* **Supplied records**
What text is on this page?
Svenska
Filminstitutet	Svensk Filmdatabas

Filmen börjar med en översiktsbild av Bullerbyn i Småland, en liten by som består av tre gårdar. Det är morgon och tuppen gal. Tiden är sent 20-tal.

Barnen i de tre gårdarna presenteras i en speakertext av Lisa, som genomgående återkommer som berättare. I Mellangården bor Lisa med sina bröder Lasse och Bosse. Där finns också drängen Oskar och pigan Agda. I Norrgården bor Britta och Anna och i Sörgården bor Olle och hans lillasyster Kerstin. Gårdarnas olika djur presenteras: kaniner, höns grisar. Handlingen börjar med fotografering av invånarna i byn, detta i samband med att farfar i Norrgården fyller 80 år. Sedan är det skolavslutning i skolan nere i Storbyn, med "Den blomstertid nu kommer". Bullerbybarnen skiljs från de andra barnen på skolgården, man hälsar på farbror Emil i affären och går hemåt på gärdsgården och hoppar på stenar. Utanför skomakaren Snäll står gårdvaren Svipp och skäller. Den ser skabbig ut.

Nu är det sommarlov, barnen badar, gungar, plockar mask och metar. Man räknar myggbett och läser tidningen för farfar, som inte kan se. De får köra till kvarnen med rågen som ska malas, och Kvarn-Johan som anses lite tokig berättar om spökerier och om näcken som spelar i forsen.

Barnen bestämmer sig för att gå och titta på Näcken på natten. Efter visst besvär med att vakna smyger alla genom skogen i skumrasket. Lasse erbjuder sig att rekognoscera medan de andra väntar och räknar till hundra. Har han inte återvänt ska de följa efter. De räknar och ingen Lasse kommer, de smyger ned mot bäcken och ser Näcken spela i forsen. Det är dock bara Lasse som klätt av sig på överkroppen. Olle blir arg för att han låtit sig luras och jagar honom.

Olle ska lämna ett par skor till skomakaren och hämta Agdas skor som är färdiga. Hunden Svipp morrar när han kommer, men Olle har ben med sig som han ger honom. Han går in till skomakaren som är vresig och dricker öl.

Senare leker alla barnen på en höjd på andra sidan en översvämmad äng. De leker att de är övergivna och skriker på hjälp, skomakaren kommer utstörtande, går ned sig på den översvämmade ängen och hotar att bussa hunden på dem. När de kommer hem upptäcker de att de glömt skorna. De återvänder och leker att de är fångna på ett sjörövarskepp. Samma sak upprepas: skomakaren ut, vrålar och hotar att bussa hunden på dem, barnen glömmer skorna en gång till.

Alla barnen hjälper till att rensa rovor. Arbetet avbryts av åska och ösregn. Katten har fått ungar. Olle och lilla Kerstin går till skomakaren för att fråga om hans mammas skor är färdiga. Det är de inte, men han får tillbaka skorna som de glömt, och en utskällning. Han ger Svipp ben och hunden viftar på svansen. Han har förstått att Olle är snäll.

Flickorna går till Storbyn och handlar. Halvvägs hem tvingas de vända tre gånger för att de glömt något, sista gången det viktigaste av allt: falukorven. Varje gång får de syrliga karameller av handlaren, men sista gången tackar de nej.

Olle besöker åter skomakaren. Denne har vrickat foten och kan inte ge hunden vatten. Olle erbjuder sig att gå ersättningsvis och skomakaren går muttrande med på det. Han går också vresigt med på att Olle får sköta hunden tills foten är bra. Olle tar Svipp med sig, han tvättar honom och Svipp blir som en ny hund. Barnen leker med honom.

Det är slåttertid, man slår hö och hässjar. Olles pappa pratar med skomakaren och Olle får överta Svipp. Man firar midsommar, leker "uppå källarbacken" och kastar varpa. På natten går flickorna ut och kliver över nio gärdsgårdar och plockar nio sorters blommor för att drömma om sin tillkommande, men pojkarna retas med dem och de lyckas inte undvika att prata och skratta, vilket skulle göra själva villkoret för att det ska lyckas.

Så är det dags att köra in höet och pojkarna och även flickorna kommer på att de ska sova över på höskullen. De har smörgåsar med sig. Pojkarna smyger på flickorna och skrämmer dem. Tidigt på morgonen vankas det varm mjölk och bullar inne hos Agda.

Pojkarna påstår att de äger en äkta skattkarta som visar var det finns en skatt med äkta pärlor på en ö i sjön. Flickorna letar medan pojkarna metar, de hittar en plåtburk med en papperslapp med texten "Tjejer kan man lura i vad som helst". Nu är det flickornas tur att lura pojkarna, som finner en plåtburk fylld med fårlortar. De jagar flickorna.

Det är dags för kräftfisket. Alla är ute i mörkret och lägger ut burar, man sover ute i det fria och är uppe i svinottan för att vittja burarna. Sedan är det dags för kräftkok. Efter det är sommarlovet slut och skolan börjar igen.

* **Work order**
Restate the records above exactly.

* **Result for this exercise**
What text is on this page?
Svenska
Filminstitutet	Svensk Filmdatabas

Filmen börjar med en översiktsbild av Bullerbyn i Småland, en liten by som består av tre gårdar. Det är morgon och tuppen gal. Tiden är sent 20-tal.

Barnen i de tre gårdarna presenteras i en speakertext av Lisa, som genomgående återkommer som berättare. I Mellangården bor Lisa med sina bröder Lasse och Bosse. Där finns också drängen Oskar och pigan Agda. I Norrgården bor Britta och Anna och i Sörgården bor Olle och hans lillasyster Kerstin. Gårdarnas olika djur presenteras: kaniner, höns grisar. Handlingen börjar med fotografering av invånarna i byn, detta i samband med att farfar i Norrgården fyller 80 år. Sedan är det skolavslutning i skolan nere i Storbyn, med "Den blomstertid nu kommer". Bullerbybarnen skiljs från de andra barnen på skolgården, man hälsar på farbror Emil i affären och går hemåt på gärdsgården och hoppar på stenar. Utanför skomakaren Snäll står gårdvaren Svipp och skäller. Den ser skabbig ut.

Nu är det sommarlov, barnen badar, gungar, plockar mask och metar. Man räknar myggbett och läser tidningen för farfar, som inte kan se. De får köra till kvarnen med rågen som ska malas, och Kvarn-Johan som anses lite tokig berättar om spökerier och om näcken som spelar i forsen.

Barnen bestämmer sig för att gå och titta på Näcken på natten. Efter visst besvär med att vakna smyger alla genom skogen i skumrasket. Lasse erbjuder sig att rekognoscera medan de andra väntar och räknar till hundra. Har han inte återvänt ska de följa efter. De räknar och ingen Lasse kommer, de smyger ned mot bäcken och ser Näcken spela i forsen. Det är dock bara Lasse som klätt av sig på överkroppen. Olle blir arg för att han låtit sig luras och jagar honom.

Olle ska lämna ett par skor till skomakaren och hämta Agdas skor som är färdiga. Hunden Svipp morrar när han kommer, men Olle har ben med sig som han ger honom. Han går in till skomakaren som är vresig och dricker öl.

Senare leker alla barnen på en höjd på andra sidan en översvämmad äng. De leker att de är övergivna och skriker på hjälp, skomakaren kommer utstörtande, går ned sig på den översvämmade ängen och hotar att bussa hunden på dem. När de kommer hem upptäcker de att de glömt skorna. De återvänder och leker att de är fångna på ett sjörövarskepp. Samma sak upprepas: skomakaren ut, vrålar och hotar att bussa hunden på dem, barnen glömmer skorna en gång till.

Alla barnen hjälper till att rensa rovor. Arbetet avbryts av åska och ösregn. Katten har fått ungar. Olle och lilla Kerstin går till skomakaren för att fråga om hans mammas skor är färdiga. Det är de inte, men han får tillbaka skorna som de glömt, och en utskällning. Han ger Svipp ben och hunden viftar på svansen. Han har förstått att Olle är snäll.

Flickorna går till Storbyn och handlar. Halvvägs hem tvingas de vända tre gånger för att de glömt något, sista gången det viktigaste av allt: falukorven. Varje gång får de syrliga karameller av handlaren, men sista gången tackar de nej.

Olle besöker åter skomakaren. Denne har vrickat foten och kan inte ge hunden vatten. Olle erbjuder sig att gå ersättningsvis och skomakaren går muttrande med på det. Han går också vresigt med på att Olle får sköta hunden tills foten är bra. Olle tar Svipp med sig, han tvättar honom och Svipp blir som en ny hund. Barnen leker med honom.

Det är slåttertid, man slår hö och hässjar. Olles pappa pratar med skomakaren och Olle får överta Svipp. Man firar midsommar, leker "uppå källarbacken" och kastar varpa. På natten går flickorna ut och kliver över nio gärdsgårdar och plockar nio sorters blommor för att drömma om sin tillkommande, men pojkarna retas med dem och de lyckas inte undvika att prata och skratta, vilket skulle göra själva villkoret för att det ska lyckas.

Så är det dags att köra in höet och pojkarna och även flickorna kommer på att de ska sova över på höskullen. De har smörgåsar med sig. Pojkarna smyger på flickorna och skrämmer dem. Tidigt på morgonen vankas det varm mjölk och bullar inne hos Agda.

Pojkarna påstår att de äger en äkta skattkarta som visar var det finns en skatt med äkta pärlor på en ö i sjön. Flickorna letar medan pojkarna metar, de hittar en plåtburk med en papperslapp med texten "Tjejer kan man lura i vad som helst". Nu är det flickornas tur att lura pojkarna, som finner en plåtburk fylld med fårlortar. De jagar flickorna.

Det är dags för kräftfisket. Alla är ute i mörkret och lägger ut burar, man sover ute i det fria och är uppe i svinottan för att vittja burarna. Sedan är det dags för kräftkok. Efter det är sommarlovet slut och skolan börjar igen.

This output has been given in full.